» THE EXERCISE
Lines containing "Сюда" are to be counted. Report the count alone.

--*--

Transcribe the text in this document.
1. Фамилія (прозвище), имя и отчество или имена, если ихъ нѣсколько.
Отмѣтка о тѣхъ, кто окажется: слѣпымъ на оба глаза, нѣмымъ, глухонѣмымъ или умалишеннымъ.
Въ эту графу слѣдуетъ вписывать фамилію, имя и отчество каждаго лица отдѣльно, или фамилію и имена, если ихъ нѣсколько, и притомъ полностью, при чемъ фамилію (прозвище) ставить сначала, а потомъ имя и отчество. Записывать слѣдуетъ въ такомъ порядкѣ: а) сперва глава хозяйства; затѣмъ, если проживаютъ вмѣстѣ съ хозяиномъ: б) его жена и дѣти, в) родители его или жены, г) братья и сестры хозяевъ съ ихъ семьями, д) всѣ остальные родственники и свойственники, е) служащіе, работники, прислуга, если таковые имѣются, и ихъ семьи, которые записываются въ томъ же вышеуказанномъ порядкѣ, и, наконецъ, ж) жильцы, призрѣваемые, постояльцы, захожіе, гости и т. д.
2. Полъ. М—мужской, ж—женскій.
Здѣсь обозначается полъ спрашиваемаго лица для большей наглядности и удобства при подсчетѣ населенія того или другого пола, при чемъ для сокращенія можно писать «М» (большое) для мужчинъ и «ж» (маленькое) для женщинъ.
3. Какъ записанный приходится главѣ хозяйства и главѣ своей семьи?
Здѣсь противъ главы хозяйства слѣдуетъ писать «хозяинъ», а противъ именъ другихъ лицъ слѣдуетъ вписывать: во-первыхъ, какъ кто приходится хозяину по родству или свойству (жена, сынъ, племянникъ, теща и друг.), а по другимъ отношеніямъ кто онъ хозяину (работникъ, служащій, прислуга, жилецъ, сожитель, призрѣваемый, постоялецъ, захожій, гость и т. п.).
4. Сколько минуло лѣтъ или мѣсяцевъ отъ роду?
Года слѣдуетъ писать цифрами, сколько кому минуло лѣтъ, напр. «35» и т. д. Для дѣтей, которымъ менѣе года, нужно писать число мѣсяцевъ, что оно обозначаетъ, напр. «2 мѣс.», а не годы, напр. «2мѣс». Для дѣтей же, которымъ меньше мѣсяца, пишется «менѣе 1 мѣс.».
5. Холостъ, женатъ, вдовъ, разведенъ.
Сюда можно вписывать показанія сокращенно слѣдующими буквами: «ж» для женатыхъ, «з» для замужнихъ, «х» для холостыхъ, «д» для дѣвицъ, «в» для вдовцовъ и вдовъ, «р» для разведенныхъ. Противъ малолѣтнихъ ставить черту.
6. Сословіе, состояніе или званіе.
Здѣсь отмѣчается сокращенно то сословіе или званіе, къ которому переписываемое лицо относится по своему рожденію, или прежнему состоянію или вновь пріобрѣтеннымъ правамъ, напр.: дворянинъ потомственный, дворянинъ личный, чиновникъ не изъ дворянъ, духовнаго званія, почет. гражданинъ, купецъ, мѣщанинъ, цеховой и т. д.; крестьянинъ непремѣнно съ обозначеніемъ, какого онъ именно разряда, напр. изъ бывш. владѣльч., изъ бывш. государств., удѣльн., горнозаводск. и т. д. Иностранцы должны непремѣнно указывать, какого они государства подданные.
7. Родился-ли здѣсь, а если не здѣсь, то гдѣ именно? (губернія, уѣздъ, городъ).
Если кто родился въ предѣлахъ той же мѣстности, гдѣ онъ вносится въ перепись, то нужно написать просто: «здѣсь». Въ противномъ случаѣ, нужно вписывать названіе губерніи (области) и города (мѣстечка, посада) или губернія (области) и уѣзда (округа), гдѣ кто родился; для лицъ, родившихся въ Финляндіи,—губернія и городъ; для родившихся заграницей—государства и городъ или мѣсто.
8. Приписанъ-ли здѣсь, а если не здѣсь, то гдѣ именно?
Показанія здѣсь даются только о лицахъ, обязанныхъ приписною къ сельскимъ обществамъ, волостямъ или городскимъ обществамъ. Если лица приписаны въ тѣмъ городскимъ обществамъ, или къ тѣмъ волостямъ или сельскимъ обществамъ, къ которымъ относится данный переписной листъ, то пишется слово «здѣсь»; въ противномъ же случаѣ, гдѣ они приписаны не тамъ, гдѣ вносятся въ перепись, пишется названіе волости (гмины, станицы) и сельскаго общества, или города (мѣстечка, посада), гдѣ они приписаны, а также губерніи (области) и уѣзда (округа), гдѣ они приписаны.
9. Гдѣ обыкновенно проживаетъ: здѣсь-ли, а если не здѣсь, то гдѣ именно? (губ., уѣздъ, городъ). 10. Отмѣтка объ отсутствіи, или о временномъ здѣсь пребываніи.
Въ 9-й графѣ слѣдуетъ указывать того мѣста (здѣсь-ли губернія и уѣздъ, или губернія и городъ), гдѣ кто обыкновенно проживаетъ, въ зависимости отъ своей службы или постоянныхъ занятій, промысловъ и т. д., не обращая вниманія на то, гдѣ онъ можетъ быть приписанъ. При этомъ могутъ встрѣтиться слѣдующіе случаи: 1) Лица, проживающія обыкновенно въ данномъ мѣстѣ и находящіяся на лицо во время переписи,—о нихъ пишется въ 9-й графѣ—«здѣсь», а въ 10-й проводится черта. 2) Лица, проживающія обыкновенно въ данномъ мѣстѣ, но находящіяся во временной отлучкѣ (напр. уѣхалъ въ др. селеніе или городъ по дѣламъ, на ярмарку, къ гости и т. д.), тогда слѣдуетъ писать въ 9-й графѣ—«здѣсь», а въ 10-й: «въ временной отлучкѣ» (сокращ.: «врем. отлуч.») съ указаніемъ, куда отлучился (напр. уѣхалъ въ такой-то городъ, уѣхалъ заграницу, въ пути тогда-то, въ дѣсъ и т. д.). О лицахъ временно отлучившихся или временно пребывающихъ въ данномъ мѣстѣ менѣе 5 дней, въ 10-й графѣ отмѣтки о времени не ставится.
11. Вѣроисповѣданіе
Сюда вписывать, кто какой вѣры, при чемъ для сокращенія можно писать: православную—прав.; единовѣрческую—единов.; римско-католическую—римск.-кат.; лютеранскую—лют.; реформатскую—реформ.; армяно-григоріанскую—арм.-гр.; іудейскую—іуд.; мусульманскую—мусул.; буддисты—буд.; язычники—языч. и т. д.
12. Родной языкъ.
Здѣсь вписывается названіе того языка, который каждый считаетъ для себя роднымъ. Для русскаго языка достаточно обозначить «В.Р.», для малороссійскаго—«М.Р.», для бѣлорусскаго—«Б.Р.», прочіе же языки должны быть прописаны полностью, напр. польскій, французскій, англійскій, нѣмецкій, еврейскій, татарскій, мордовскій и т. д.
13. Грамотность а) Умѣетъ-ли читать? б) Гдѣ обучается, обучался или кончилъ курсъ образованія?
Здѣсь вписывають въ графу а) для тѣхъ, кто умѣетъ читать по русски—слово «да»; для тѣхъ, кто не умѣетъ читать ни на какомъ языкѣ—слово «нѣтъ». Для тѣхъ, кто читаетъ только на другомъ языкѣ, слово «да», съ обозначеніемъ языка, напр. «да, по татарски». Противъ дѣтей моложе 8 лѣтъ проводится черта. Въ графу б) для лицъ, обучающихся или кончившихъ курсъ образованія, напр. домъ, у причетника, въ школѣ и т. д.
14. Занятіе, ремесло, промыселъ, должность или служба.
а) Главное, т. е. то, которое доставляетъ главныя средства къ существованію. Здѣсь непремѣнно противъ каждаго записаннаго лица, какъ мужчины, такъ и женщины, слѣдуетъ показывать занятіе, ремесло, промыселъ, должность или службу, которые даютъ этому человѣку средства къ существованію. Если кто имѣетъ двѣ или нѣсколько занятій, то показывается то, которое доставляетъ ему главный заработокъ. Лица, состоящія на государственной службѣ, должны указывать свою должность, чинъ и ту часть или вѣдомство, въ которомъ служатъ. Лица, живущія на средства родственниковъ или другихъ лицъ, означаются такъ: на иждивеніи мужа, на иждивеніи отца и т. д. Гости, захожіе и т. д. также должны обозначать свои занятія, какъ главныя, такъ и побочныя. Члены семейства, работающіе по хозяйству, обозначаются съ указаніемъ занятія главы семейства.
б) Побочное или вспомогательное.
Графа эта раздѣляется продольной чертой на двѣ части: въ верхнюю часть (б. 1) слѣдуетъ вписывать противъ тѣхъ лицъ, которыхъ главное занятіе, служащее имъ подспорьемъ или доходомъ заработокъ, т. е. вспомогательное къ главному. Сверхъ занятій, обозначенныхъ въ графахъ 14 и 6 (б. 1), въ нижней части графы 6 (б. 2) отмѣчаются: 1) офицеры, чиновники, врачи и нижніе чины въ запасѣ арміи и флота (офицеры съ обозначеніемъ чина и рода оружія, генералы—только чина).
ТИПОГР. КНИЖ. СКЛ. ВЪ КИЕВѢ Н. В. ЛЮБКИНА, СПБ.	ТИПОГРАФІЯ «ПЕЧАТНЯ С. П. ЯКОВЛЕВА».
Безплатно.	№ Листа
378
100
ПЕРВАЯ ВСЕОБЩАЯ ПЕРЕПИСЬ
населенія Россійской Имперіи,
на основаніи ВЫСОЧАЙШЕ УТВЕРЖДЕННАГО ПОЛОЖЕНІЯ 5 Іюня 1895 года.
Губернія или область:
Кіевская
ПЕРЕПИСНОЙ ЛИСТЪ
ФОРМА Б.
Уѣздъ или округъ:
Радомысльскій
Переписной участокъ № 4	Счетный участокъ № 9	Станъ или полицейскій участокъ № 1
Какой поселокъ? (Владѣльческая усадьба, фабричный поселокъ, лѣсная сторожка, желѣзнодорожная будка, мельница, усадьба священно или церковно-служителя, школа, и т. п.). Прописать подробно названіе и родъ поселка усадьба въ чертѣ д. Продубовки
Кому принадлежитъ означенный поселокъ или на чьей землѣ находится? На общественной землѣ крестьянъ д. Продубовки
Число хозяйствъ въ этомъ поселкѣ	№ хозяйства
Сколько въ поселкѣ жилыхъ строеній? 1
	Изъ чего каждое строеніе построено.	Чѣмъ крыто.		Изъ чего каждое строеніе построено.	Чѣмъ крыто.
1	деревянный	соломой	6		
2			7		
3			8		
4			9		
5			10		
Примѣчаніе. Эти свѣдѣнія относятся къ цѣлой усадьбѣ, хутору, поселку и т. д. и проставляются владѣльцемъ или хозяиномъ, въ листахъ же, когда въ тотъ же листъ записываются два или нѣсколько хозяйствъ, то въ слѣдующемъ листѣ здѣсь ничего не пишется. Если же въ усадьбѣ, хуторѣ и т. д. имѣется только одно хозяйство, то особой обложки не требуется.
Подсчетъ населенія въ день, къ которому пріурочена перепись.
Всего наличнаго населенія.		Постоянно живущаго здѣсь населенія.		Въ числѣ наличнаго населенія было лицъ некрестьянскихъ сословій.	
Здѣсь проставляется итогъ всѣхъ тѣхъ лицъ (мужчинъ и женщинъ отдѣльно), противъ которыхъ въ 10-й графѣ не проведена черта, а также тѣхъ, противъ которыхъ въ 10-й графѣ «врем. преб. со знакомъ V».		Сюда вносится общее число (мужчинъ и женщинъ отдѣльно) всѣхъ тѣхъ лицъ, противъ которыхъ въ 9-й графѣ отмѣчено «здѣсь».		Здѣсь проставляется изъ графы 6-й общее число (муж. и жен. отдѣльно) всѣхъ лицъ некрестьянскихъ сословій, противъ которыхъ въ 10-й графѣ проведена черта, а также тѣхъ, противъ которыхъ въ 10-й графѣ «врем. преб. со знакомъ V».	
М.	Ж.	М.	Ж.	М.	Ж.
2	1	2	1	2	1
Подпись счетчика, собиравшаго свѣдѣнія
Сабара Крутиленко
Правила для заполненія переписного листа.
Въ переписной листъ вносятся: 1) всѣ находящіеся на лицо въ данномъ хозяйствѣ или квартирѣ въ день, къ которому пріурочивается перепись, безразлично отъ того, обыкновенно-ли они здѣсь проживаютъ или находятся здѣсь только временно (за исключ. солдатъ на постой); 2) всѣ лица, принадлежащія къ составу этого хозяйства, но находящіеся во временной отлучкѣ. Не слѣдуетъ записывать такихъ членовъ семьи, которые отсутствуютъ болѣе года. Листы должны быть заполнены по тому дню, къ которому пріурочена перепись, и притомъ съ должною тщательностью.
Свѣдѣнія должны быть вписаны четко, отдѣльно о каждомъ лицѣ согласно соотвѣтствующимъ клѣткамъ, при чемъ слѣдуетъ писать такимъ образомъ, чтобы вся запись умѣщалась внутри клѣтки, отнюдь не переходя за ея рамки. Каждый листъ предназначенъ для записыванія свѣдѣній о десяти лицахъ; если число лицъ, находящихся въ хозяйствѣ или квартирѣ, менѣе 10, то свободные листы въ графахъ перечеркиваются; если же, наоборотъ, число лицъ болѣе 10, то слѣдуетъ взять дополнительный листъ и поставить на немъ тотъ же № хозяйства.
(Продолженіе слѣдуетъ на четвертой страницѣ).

--*--

» COMPLETED EXERCISE
3